- [Objective]
Find each line with "will" and copy it.

- [Records shown]
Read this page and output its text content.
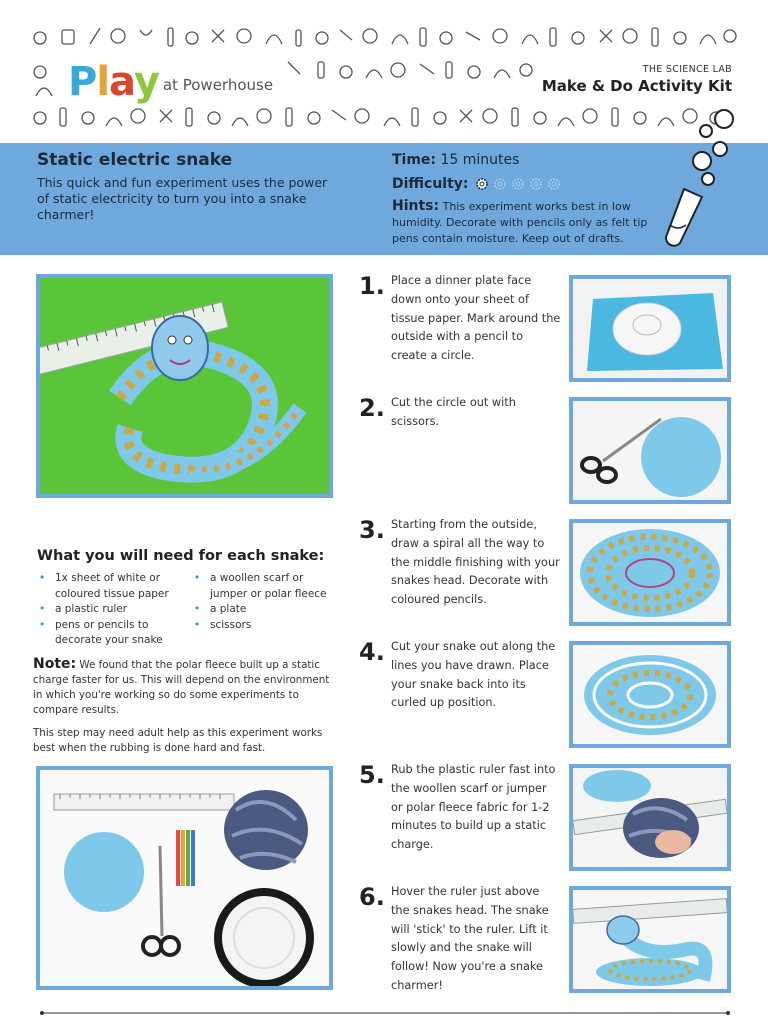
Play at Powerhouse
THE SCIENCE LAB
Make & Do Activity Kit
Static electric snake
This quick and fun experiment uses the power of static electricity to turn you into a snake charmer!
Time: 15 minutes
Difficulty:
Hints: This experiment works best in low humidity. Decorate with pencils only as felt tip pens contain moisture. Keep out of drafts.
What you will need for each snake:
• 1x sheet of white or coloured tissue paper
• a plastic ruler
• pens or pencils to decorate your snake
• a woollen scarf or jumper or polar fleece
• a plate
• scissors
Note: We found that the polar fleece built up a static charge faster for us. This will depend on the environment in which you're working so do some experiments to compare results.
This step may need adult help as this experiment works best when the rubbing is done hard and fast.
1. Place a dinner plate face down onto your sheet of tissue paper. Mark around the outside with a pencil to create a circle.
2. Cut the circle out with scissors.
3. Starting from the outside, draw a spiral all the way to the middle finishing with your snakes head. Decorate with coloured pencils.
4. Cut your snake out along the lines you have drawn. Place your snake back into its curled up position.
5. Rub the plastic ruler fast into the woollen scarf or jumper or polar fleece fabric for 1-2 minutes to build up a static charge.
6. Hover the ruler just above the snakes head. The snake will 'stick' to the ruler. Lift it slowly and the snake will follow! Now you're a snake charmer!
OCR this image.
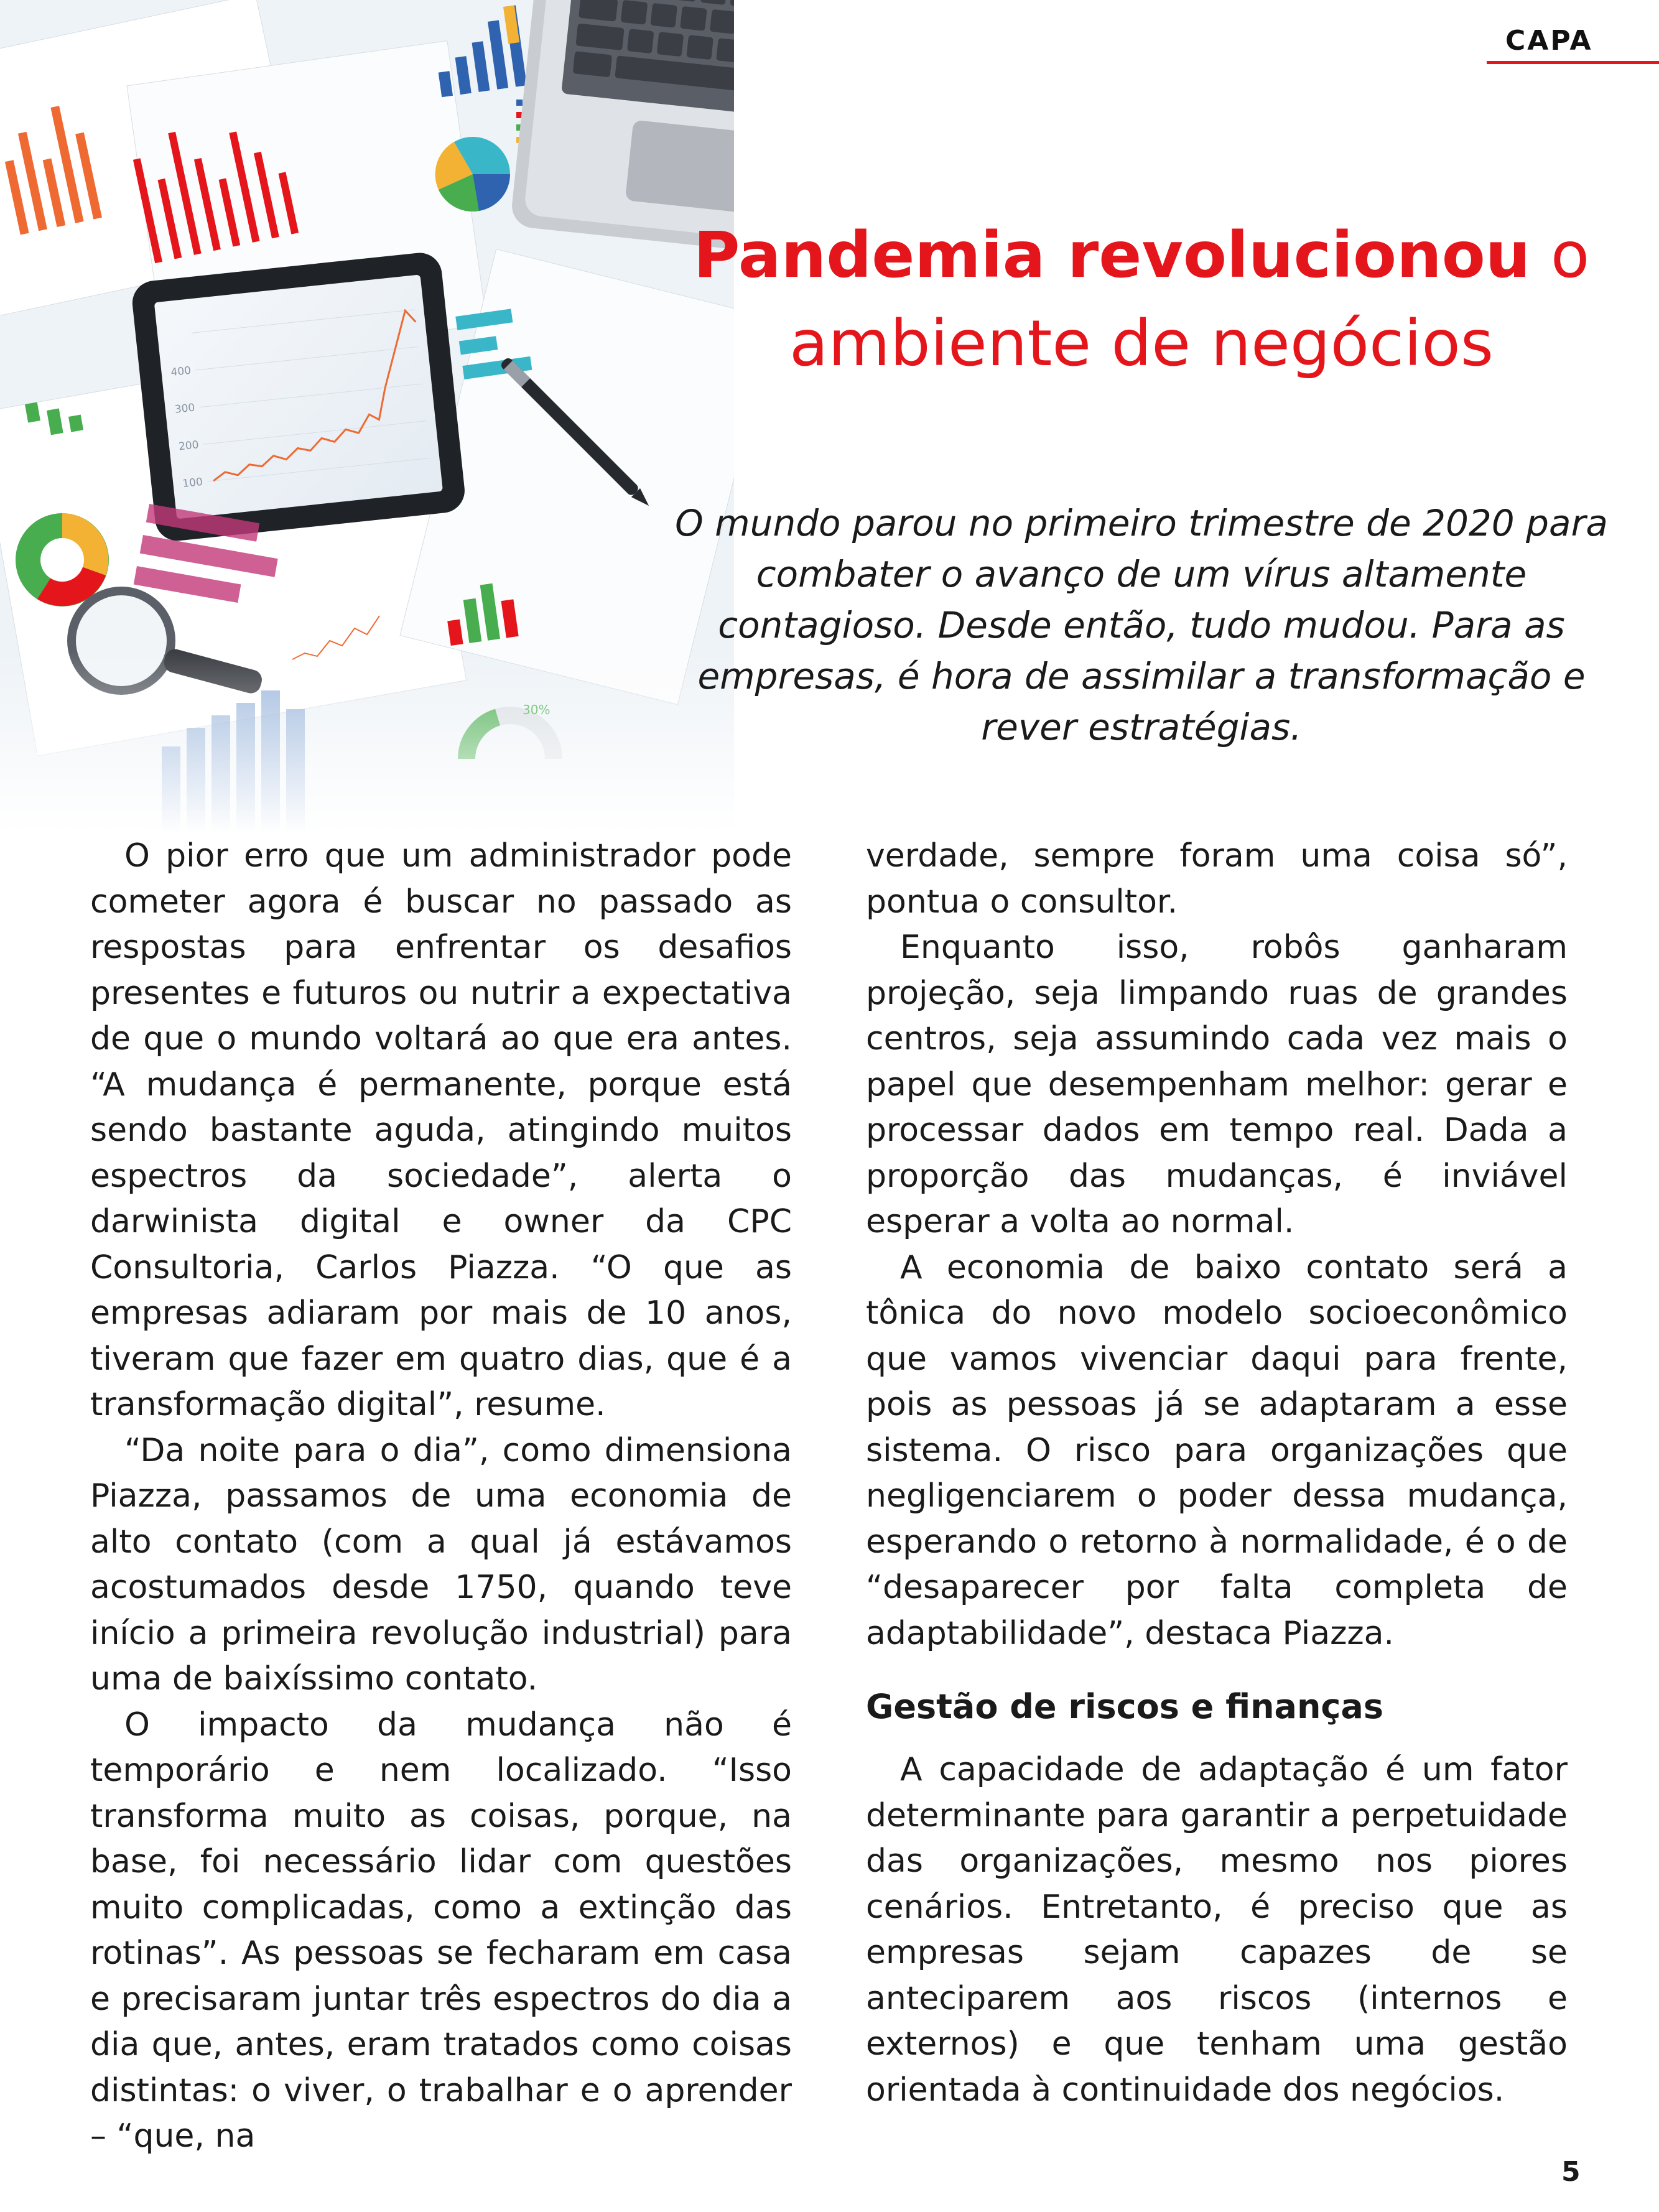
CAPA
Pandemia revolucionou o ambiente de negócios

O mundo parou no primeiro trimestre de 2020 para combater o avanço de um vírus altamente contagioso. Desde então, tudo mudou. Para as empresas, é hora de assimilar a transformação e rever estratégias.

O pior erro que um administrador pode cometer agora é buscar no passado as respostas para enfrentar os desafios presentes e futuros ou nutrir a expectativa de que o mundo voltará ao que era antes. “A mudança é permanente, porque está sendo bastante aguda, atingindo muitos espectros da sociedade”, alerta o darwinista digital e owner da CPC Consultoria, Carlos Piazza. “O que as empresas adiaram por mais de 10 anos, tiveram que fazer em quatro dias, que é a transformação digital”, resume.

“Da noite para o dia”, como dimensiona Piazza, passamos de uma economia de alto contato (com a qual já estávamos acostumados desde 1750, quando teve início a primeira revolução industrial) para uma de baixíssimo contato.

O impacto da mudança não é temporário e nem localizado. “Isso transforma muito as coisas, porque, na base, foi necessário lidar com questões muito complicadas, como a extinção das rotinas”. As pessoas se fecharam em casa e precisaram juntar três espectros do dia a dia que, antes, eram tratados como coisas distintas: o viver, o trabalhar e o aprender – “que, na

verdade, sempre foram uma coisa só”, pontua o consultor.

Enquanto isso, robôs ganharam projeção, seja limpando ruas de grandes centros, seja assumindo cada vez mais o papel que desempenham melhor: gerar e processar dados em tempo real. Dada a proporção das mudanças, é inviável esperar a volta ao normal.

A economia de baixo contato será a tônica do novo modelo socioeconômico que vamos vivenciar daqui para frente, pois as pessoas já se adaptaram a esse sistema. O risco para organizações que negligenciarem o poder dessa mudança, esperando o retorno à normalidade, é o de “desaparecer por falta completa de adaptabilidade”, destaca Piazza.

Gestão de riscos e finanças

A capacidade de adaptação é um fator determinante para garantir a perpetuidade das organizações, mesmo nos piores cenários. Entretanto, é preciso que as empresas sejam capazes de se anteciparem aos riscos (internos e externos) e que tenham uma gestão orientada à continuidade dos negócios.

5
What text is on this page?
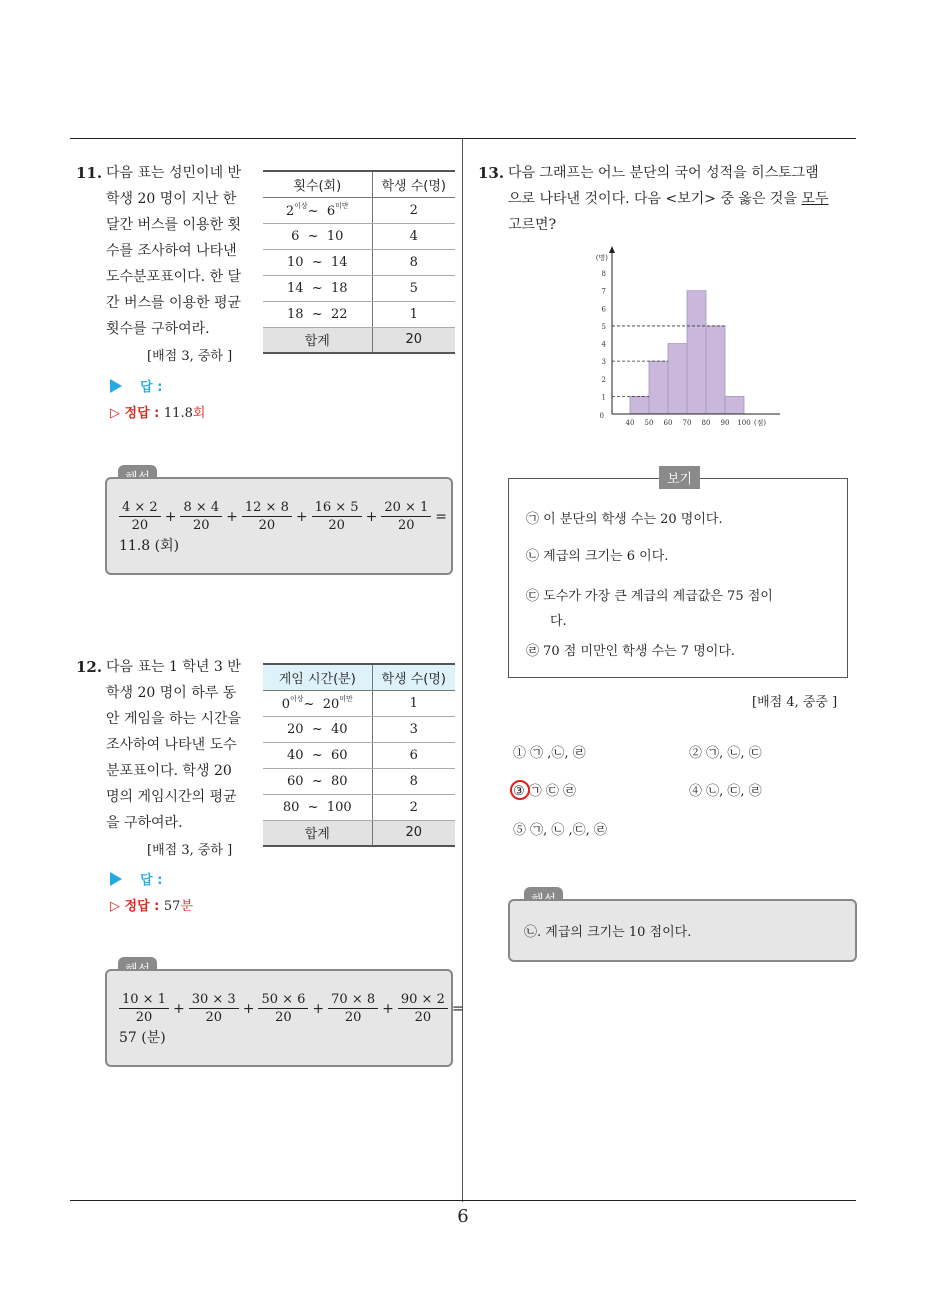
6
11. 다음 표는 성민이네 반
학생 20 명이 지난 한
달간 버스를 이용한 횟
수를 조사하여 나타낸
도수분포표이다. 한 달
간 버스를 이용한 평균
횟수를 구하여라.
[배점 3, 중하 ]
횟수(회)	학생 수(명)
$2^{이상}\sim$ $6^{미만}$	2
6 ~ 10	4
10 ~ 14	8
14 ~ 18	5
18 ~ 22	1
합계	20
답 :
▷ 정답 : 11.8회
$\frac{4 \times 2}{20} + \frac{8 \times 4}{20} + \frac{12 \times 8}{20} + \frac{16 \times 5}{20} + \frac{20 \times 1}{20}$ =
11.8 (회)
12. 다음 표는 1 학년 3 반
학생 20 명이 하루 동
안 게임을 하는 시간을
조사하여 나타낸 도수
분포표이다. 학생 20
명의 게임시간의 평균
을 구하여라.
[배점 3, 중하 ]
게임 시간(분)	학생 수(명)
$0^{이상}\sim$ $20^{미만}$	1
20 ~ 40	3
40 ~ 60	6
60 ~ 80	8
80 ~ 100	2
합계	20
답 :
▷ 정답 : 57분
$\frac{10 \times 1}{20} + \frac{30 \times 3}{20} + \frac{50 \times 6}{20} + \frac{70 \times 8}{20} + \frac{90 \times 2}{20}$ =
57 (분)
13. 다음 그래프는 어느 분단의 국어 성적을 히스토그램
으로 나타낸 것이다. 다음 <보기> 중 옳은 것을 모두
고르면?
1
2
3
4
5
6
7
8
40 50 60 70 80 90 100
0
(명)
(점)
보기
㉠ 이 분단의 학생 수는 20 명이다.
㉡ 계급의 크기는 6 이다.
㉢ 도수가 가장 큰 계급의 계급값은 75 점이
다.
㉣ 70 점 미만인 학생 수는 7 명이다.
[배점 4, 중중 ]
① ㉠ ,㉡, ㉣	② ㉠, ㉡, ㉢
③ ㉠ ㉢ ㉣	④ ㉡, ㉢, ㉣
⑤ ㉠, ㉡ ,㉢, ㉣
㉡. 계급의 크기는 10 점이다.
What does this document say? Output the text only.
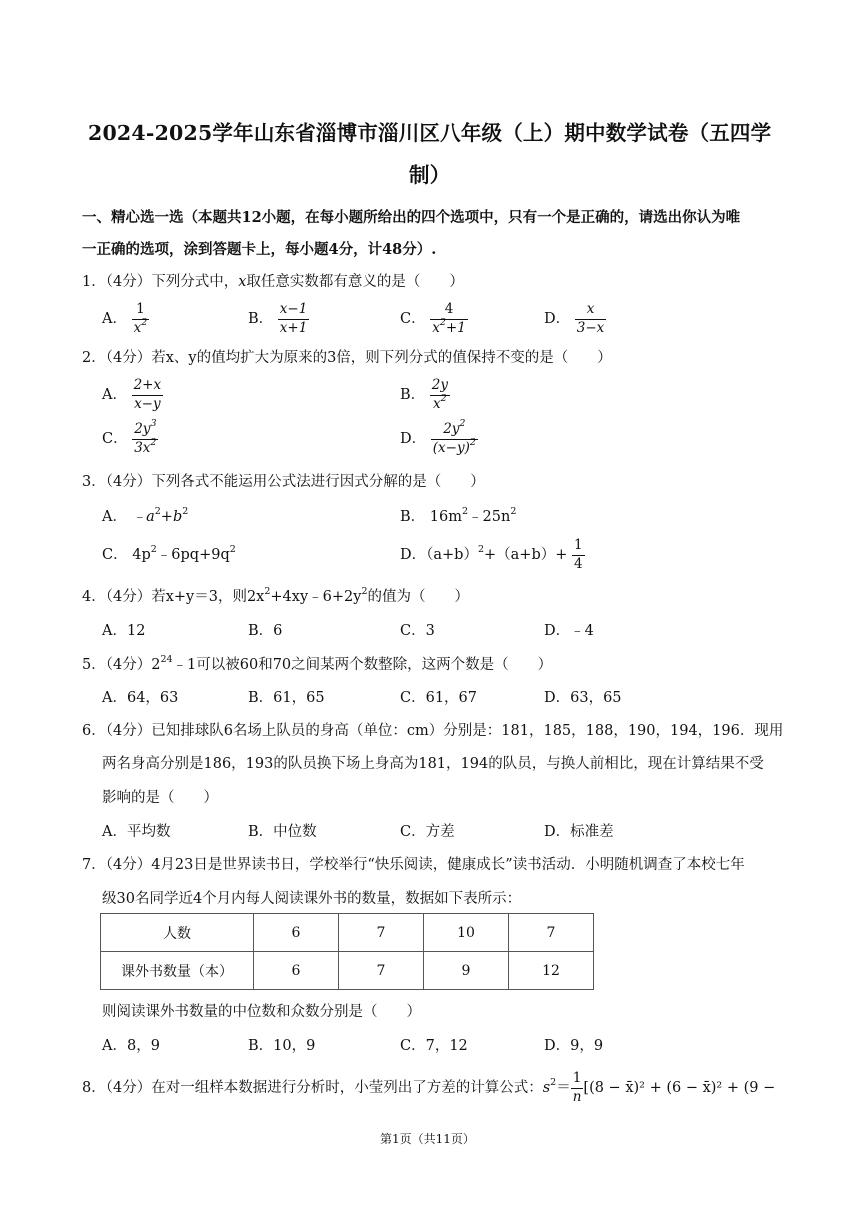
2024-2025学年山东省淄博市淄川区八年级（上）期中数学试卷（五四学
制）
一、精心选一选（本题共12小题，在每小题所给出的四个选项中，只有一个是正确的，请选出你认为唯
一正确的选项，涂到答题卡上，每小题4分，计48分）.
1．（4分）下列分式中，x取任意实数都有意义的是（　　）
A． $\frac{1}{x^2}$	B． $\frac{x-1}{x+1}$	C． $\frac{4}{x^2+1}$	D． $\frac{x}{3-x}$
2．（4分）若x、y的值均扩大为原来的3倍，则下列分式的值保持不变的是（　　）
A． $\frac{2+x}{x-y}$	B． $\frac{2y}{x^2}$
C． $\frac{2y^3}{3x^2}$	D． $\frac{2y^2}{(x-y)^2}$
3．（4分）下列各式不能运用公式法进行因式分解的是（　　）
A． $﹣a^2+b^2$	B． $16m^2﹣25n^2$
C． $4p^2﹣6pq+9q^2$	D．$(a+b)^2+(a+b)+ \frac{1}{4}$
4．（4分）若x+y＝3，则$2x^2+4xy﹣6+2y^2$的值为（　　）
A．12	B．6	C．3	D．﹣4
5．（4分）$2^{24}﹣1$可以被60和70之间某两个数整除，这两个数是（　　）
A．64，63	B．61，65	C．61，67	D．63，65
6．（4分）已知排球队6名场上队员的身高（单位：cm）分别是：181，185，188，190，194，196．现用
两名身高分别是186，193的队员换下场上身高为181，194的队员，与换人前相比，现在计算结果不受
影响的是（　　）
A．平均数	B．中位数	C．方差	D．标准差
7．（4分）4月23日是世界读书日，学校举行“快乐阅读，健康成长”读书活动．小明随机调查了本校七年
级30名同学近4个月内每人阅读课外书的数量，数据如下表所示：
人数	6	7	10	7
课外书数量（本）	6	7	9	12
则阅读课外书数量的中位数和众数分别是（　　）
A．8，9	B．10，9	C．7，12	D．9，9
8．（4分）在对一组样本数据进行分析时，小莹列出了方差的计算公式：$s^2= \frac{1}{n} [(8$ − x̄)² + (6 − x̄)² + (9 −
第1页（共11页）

- [Exercise output]
What you will need for each snake:
Note: We found that the polar fleece built up a static charge faster for us. This will depend on the environment in which you're working so do some experiments to compare results.
6. Hover the ruler just above the snakes head. The snake will 'stick' to the ruler. Lift it slowly and the snake will follow! Now you're a snake charmer!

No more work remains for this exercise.